## [Records for this task]
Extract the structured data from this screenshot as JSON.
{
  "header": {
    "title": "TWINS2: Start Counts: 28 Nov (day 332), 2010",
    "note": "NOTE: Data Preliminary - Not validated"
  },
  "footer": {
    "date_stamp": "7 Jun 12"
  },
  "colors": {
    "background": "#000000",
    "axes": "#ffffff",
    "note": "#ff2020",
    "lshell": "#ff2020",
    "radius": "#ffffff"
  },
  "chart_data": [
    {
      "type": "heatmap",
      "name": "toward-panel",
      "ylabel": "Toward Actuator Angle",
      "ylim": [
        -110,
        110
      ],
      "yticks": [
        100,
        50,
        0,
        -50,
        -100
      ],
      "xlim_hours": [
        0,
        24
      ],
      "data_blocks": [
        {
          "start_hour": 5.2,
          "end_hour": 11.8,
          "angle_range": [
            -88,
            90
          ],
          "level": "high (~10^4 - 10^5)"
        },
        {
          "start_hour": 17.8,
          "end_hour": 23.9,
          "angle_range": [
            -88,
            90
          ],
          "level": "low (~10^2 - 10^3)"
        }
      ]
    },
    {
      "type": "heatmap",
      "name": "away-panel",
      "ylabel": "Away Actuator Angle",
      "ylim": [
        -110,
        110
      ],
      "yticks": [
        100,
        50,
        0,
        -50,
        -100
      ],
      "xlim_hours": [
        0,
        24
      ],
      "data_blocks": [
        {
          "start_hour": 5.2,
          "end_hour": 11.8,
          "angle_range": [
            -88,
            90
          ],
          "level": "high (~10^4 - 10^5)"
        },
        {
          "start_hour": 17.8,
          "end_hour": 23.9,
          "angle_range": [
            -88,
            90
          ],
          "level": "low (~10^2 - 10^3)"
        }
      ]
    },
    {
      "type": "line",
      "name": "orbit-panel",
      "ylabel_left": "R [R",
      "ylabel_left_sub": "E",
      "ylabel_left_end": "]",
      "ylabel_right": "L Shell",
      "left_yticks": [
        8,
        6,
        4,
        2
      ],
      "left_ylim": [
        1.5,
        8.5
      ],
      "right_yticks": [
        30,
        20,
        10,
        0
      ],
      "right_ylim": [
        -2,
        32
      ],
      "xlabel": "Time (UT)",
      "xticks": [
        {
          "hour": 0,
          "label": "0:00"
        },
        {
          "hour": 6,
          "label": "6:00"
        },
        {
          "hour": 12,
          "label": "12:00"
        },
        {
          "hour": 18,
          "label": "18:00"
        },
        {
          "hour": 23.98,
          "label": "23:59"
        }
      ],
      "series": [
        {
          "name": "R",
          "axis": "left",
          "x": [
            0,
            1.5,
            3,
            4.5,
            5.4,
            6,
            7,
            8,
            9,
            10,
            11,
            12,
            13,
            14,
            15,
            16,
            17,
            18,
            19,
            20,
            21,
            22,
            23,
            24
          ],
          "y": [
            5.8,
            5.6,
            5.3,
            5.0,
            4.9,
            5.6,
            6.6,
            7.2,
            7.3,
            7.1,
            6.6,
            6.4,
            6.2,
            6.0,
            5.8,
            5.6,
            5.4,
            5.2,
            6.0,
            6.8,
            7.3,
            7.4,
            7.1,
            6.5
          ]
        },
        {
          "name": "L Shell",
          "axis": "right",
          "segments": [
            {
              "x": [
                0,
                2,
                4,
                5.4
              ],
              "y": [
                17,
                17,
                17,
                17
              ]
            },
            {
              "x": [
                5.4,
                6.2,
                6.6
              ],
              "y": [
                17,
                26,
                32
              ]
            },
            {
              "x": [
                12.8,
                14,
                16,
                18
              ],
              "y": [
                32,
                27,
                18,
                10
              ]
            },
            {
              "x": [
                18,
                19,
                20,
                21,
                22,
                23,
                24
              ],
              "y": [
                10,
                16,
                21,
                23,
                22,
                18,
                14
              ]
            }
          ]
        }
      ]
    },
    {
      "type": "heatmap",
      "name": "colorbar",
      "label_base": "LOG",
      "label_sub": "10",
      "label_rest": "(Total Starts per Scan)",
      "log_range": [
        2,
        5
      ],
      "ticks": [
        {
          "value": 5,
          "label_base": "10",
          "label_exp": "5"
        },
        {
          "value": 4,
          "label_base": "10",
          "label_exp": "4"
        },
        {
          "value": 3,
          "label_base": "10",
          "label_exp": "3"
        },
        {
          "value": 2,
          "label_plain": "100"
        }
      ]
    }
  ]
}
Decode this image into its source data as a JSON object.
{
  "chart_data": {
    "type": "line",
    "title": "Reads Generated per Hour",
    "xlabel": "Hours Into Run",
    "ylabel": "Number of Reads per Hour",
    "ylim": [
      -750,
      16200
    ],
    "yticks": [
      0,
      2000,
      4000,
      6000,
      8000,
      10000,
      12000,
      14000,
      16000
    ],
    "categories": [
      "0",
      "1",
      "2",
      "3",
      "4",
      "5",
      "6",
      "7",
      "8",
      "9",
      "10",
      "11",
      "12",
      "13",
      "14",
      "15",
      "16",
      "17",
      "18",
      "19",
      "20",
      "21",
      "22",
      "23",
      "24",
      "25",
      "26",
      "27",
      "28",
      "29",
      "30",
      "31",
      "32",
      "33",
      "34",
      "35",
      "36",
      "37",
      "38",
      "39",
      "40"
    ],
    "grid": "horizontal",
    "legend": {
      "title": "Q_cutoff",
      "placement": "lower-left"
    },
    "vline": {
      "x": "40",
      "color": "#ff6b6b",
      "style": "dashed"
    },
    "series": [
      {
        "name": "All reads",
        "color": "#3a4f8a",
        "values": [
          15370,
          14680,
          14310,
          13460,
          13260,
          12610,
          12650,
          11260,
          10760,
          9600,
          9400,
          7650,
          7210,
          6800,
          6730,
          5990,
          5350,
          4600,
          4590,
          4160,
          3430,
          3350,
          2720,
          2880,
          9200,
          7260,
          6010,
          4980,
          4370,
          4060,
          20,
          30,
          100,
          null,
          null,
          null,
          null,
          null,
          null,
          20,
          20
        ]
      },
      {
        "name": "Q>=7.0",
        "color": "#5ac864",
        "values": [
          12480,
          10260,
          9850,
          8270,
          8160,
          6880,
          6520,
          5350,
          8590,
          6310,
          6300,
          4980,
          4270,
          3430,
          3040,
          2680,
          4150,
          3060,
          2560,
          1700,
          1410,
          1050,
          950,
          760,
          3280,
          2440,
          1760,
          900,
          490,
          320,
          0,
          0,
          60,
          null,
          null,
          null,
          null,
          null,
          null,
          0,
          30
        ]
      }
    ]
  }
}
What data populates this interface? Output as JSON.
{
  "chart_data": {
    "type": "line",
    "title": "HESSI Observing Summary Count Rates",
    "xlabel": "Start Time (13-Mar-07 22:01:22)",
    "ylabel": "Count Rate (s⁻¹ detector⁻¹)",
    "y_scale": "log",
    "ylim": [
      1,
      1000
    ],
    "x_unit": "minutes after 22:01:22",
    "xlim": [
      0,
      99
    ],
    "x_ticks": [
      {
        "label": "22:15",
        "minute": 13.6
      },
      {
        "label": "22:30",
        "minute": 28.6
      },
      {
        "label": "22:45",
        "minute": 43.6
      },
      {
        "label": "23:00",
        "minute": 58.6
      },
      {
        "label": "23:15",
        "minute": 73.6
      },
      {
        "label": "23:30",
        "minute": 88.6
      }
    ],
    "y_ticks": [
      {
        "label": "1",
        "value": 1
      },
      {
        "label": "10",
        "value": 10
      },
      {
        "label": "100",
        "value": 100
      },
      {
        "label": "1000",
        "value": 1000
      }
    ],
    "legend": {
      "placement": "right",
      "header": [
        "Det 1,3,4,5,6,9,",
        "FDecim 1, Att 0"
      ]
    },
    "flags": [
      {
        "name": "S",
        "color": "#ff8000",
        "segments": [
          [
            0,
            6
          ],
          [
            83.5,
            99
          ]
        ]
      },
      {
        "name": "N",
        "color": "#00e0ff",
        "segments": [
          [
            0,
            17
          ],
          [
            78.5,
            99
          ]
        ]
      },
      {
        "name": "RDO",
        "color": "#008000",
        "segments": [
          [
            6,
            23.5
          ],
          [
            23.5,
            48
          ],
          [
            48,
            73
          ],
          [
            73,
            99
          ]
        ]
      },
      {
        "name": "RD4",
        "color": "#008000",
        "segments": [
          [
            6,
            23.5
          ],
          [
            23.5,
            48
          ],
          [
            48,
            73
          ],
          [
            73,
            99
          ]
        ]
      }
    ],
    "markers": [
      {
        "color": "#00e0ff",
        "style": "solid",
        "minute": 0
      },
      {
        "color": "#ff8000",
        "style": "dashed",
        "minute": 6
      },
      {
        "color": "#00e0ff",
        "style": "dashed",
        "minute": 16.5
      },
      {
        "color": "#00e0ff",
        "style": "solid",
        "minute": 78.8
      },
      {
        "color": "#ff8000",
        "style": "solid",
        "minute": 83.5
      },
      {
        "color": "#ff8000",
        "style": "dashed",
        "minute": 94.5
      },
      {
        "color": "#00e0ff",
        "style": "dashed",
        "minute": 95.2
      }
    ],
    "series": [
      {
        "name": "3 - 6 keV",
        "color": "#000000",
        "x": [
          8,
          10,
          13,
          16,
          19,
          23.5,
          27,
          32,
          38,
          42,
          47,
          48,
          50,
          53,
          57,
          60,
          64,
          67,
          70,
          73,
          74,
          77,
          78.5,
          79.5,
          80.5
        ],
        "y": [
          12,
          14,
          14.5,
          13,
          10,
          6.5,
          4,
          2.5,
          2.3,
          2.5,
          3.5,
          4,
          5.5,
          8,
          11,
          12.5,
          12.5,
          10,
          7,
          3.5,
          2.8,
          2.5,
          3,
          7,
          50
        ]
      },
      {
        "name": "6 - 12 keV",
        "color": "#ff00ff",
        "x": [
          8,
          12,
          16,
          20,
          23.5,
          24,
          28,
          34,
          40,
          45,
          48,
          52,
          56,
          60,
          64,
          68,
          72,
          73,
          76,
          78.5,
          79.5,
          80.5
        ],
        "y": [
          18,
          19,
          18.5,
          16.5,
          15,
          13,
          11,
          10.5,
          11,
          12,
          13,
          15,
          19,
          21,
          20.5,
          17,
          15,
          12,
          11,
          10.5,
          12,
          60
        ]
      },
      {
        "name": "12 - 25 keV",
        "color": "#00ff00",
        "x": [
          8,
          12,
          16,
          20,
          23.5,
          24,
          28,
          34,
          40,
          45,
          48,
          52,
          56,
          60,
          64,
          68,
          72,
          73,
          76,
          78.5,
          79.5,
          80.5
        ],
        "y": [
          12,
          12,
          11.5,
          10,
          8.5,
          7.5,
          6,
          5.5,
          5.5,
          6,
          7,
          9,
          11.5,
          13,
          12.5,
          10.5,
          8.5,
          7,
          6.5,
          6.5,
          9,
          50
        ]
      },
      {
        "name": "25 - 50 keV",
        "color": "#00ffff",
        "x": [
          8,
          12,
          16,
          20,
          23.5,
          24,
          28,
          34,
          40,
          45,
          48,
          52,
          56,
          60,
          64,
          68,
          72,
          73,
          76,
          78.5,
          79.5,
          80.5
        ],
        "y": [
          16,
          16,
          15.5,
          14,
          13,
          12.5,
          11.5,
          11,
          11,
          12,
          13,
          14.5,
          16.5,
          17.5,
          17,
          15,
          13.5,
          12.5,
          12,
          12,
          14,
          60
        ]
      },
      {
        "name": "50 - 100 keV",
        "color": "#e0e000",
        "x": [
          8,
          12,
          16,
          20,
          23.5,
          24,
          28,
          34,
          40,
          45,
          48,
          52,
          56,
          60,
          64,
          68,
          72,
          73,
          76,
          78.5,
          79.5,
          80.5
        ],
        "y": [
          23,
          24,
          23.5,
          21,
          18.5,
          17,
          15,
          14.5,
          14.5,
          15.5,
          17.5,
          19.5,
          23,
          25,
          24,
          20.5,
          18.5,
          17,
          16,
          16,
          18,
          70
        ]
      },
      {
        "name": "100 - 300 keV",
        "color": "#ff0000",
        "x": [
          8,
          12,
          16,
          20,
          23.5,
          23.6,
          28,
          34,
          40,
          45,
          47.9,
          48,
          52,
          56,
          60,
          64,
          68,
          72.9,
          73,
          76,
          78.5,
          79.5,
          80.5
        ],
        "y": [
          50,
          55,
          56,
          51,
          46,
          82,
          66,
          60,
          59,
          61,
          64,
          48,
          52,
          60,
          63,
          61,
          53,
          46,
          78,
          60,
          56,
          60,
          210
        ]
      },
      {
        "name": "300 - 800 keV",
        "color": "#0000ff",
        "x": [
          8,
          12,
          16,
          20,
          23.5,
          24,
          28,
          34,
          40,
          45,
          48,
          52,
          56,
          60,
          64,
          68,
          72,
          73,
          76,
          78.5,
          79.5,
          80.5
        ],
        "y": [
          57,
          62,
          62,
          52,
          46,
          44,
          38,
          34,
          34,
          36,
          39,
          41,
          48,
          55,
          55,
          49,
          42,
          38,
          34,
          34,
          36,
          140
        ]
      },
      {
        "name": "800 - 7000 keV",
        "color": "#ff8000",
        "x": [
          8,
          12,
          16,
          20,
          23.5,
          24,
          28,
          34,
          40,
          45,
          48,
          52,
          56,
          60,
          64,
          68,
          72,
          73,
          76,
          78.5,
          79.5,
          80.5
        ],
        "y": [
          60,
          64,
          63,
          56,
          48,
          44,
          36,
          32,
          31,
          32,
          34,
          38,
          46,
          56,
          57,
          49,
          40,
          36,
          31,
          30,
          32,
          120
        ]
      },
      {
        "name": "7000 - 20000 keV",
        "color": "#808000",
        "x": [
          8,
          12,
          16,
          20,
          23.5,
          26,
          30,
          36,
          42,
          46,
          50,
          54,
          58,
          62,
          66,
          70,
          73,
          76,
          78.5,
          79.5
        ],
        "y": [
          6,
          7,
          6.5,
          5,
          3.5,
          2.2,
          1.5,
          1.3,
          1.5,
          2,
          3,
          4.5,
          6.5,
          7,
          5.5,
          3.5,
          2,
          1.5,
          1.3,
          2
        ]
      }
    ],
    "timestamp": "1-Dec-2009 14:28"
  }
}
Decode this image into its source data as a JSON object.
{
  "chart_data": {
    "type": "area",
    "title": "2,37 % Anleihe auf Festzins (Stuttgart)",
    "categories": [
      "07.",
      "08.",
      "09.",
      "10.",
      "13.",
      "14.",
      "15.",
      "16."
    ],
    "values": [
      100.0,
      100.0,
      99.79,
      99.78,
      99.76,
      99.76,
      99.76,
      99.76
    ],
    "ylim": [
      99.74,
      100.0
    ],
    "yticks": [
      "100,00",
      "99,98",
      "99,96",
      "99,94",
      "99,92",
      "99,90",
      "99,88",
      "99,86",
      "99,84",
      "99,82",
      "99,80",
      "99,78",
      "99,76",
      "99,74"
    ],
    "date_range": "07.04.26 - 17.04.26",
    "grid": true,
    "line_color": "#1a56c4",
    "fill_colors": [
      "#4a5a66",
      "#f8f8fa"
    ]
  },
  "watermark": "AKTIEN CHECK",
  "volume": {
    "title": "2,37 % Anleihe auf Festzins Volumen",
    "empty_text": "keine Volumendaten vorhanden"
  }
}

## [What this task involves]
Go over the data above and copy every line that has the word "Anleihe" in it.

## [Finished exercise]
    "title": "2,37 % Anleihe auf Festzins (Stuttgart)",
    "title": "2,37 % Anleihe auf Festzins Volumen",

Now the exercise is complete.